═════ Vorliegender Text ═════

Die Stadt, die sich früher mit und durch Seide schön gemacht hat, versucht Ähnliches seit einiger Zeit mit Street Art. An mehreren Stellen sind beeindruckende Arbeiten entstanden. Einige haben das Krefelder Stadtmarketing und der Radclub ADFC auf einer Route versammelt. Grund genug für den Kulturkenner, sich das vom Fahrradsattel aus einmal anzusehen. Los geht's am Hauptbahnhof.
Gut 30 Kilometer gilt es auf einem Rundkurs mit kleinen Ausläufern zu absolvieren (Weitere Infos dazu am Ende). Hinein ins Thema geht es nach wenigen Minuten an der Königstraße 4. Case Maclaim hat hier in urbaner Parkplatzumgebung ein Mural geschaffen. Der Frankfurt zeigt eine sich nach oben drehende Hand. In der Gehörlosensprache bedeutet diese Geste "Heimat". Case Maclaim hat die Arbeit schon ähnlich in Wuppertal verwirklicht. Die Umgebung in Krefeld zeigt: Auch hier gäbe es noch Fassadenflächen zur weiteren Ausgestaltung.

═════ Auszüge der Zeilen ═════

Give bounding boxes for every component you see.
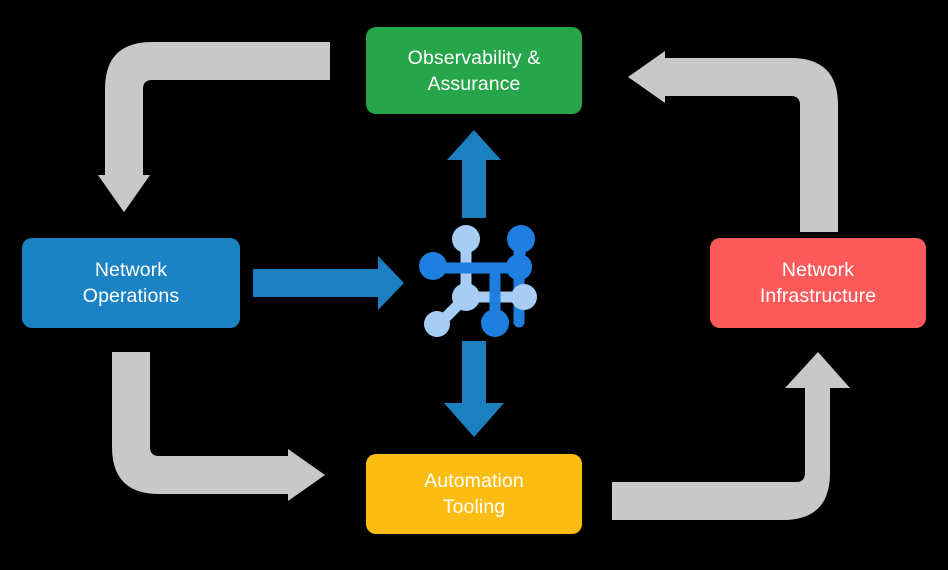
topology-node-center-bottom	[452, 283, 480, 311]
connector-ops-to-automation	[112, 352, 325, 501]
node-network-infrastructure[interactable]: Network Infrastructure	[710, 238, 926, 328]
network-topology-icon	[419, 225, 537, 337]
connector-observability-to-ops	[98, 42, 330, 212]
topology-node-right-mid	[511, 284, 537, 310]
connector-ops-to-center	[253, 256, 404, 310]
topology-node-left	[419, 252, 447, 280]
connector-infrastructure-to-observability	[628, 51, 838, 232]
topology-node-top-left	[452, 225, 480, 253]
topology-node-bottom-left	[424, 311, 450, 337]
node-observability-and-assurance[interactable]: Observability & Assurance	[366, 27, 582, 114]
connector-center-to-observability	[447, 130, 501, 218]
node-automation-tooling[interactable]: Automation Tooling	[366, 454, 582, 534]
connector-automation-to-infrastructure	[612, 352, 850, 520]
node-network-operations[interactable]: Network Operations	[22, 238, 240, 328]
connector-center-to-automation	[444, 341, 504, 437]
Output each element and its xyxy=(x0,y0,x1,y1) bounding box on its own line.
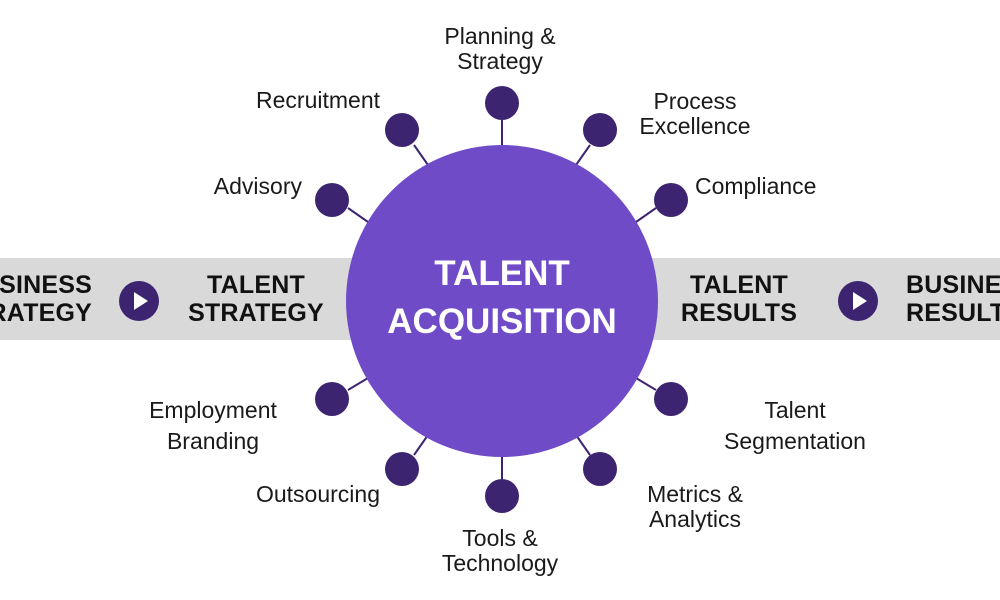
center-title-line2: ACQUISITION xyxy=(387,302,617,341)
label-advisory: Advisory xyxy=(213,173,302,199)
node-metrics-analytics xyxy=(583,452,617,486)
center-circle xyxy=(346,145,658,457)
node-employment-branding xyxy=(315,382,349,416)
connector-compliance xyxy=(635,207,657,223)
label-process-excellence: Process Excellence xyxy=(639,88,751,139)
connector-employment xyxy=(347,377,369,391)
node-recruitment xyxy=(385,113,419,147)
play-icon xyxy=(119,281,159,321)
node-talent-segmentation xyxy=(654,382,688,416)
band-business-results: BUSINESS RESULTS xyxy=(906,271,1000,327)
band-business-strategy: BUSINESS STRATEGY xyxy=(0,271,92,327)
node-tools-technology xyxy=(485,479,519,513)
label-recruitment: Recruitment xyxy=(256,87,380,113)
label-metrics-analytics: Metrics & Analytics xyxy=(647,481,743,532)
connector-talent-seg xyxy=(635,377,657,391)
connector-metrics xyxy=(575,434,591,456)
node-planning-strategy xyxy=(485,86,519,120)
connector-advisory xyxy=(347,207,369,223)
connector-outsourcing xyxy=(413,434,429,456)
connector-process xyxy=(575,144,591,166)
node-process-excellence xyxy=(583,113,617,147)
node-compliance xyxy=(654,183,688,217)
label-employment-branding: Employment Branding xyxy=(149,397,277,454)
node-advisory xyxy=(315,183,349,217)
label-outsourcing: Outsourcing xyxy=(255,481,380,507)
band-talent-results: TALENT RESULTS xyxy=(680,271,798,327)
label-tools-technology: Tools & Technology xyxy=(441,525,559,576)
node-outsourcing xyxy=(385,452,419,486)
label-talent-segmentation: Talent Segmentation xyxy=(724,397,866,454)
play-icon xyxy=(838,281,878,321)
center-title-line1: TALENT xyxy=(434,254,570,293)
band-talent-strategy: TALENT STRATEGY xyxy=(188,271,324,327)
label-planning-strategy: Planning & Strategy xyxy=(444,23,556,74)
label-compliance: Compliance xyxy=(695,173,817,199)
connector-recruitment xyxy=(413,144,429,166)
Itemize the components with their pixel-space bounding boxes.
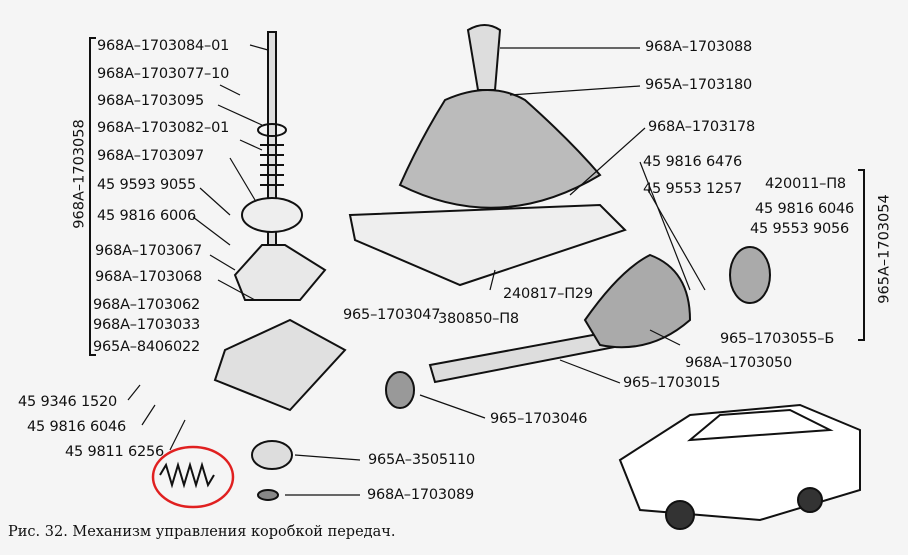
part-label: 968A–1703077–10 xyxy=(97,66,230,82)
red-highlight-circle xyxy=(151,445,235,509)
part-label: 45 9553 9056 xyxy=(750,221,850,237)
part-label: 968A–1703084–01 xyxy=(97,38,230,54)
part-label: 420011–П8 xyxy=(765,176,846,192)
part-label: 45 9593 9055 xyxy=(97,177,197,193)
bracket-label-right: 965A–1703054 xyxy=(876,194,893,304)
car-illustration xyxy=(618,403,861,530)
part-label: 968A–1703089 xyxy=(367,487,475,503)
part-label: 240817–П29 xyxy=(503,286,593,302)
part-label: 380850–П8 xyxy=(438,311,519,327)
part-label: 965–1703055–Б xyxy=(720,331,835,347)
part-label: 968A–1703033 xyxy=(93,317,201,333)
part-label: 45 9816 6006 xyxy=(97,208,197,224)
spring xyxy=(159,461,215,489)
part-label: 968A–1703097 xyxy=(97,148,205,164)
part-label: 965–1703047 xyxy=(343,307,441,323)
part-label: 968A–1703067 xyxy=(95,243,203,259)
part-label: 45 9811 6256 xyxy=(65,444,165,460)
part-label: 965A–3505110 xyxy=(368,452,476,468)
part-label: 45 9816 6476 xyxy=(643,154,743,170)
part-label: 45 9816 6046 xyxy=(755,201,855,217)
part-label: 968A–1703088 xyxy=(645,39,753,55)
part-label: 45 9816 6046 xyxy=(27,419,127,435)
left-bracket xyxy=(89,37,96,356)
part-label: 968A–1703082–01 xyxy=(97,120,230,136)
part-label: 968A–1703095 xyxy=(97,93,205,109)
part-label: 968A–1703068 xyxy=(95,269,203,285)
part-label: 965A–8406022 xyxy=(93,339,201,355)
leader-lines xyxy=(127,44,706,496)
lever-rod xyxy=(213,31,347,501)
part-label: 968A–1703062 xyxy=(93,297,201,313)
right-bracket xyxy=(858,169,865,341)
part-label: 965A–1703180 xyxy=(645,77,753,93)
shaft xyxy=(385,246,771,409)
part-label: 965–1703046 xyxy=(490,411,588,427)
part-label: 45 9553 1257 xyxy=(643,181,743,197)
part-label: 965–1703015 xyxy=(623,375,721,391)
part-label: 45 9346 1520 xyxy=(18,394,118,410)
knob-and-boot xyxy=(348,24,627,287)
bracket-label-left: 968A–1703058 xyxy=(71,119,88,229)
figure-caption: Рис. 32. Механизм управления коробкой пе… xyxy=(8,524,396,540)
part-label: 968A–1703050 xyxy=(685,355,793,371)
part-label: 968A–1703178 xyxy=(648,119,756,135)
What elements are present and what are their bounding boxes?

═════

--- Ziel der Aufgabe ---
Fassen Sie den Text über die Street-Art-Radtour durch Krefeld in zwei Sätzen zusammen.

--- Fertige Lösung ---
Krefeld, das sich früher mit Seide schön gemacht hat, versucht dies nun mit Street Art, und das Stadtmarketing und der ADFC haben einige dieser Arbeiten auf einem gut 30 Kilometer langen Rundkurs ab dem Hauptbahnhof versammelt. Nach wenigen Minuten erreicht man an der Königstraße 4 ein Mural von Case Maclaim, das eine sich nach oben drehende Hand zeigt, die in der Gehörlosensprache „Heimat“ bedeutet.